_Work to do:_
Please transcribe the records precisely; pictures stay out of your copy.

_Listed entries:_
--

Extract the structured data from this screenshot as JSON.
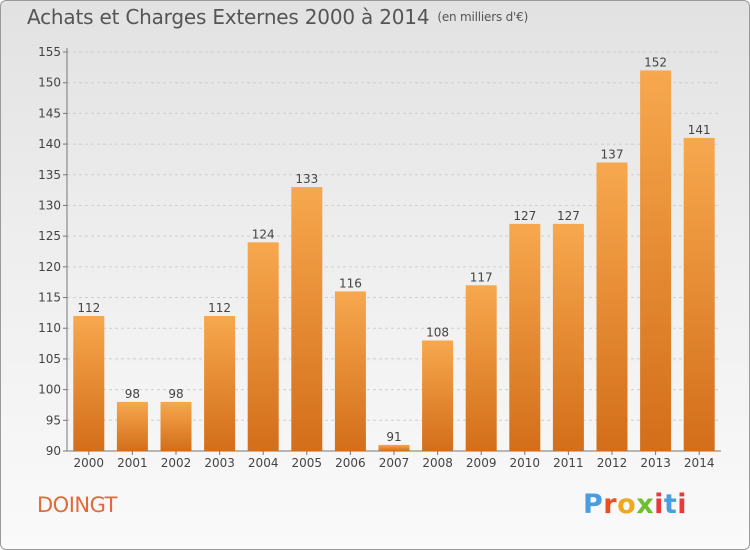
{
  "header": {
    "title": "Achats et Charges Externes 2000 à 2014",
    "subtitle": "(en milliers d'€)"
  },
  "footer": {
    "commune": "DOINGT",
    "logo_letters": [
      "P",
      "r",
      "o",
      "x",
      "i",
      "t",
      "i"
    ],
    "logo_colors": [
      "#4a9ee0",
      "#e8501e",
      "#f0a820",
      "#6cbf2e",
      "#e83a3a",
      "#4a9ee0",
      "#e83a3a"
    ]
  },
  "chart_data": {
    "type": "bar",
    "categories": [
      "2000",
      "2001",
      "2002",
      "2003",
      "2004",
      "2005",
      "2006",
      "2007",
      "2008",
      "2009",
      "2010",
      "2011",
      "2012",
      "2013",
      "2014"
    ],
    "values": [
      112,
      98,
      98,
      112,
      124,
      133,
      116,
      91,
      108,
      117,
      127,
      127,
      137,
      152,
      141
    ],
    "ylim": [
      90,
      155
    ],
    "yticks": [
      90,
      95,
      100,
      105,
      110,
      115,
      120,
      125,
      130,
      135,
      140,
      145,
      150,
      155
    ],
    "grid": true,
    "bar_color_light": "#f7a84e",
    "bar_color_dark": "#d36e1a"
  }
}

--

_Full response:_
Extract the structured data from this screenshot as JSON.
{
  "header": {
    "title": "Achats et Charges Externes 2000 à 2014",
    "subtitle": "(en milliers d'€)"
  },
  "footer": {
    "commune": "DOINGT",
    "logo_letters": [
      "P",
      "r",
      "o",
      "x",
      "i",
      "t",
      "i"
    ],
    "logo_colors": [
      "#4a9ee0",
      "#e8501e",
      "#f0a820",
      "#6cbf2e",
      "#e83a3a",
      "#4a9ee0",
      "#e83a3a"
    ]
  },
  "chart_data": {
    "type": "bar",
    "categories": [
      "2000",
      "2001",
      "2002",
      "2003",
      "2004",
      "2005",
      "2006",
      "2007",
      "2008",
      "2009",
      "2010",
      "2011",
      "2012",
      "2013",
      "2014"
    ],
    "values": [
      112,
      98,
      98,
      112,
      124,
      133,
      116,
      91,
      108,
      117,
      127,
      127,
      137,
      152,
      141
    ],
    "ylim": [
      90,
      155
    ],
    "yticks": [
      90,
      95,
      100,
      105,
      110,
      115,
      120,
      125,
      130,
      135,
      140,
      145,
      150,
      155
    ],
    "grid": true,
    "bar_color_light": "#f7a84e",
    "bar_color_dark": "#d36e1a"
  }
}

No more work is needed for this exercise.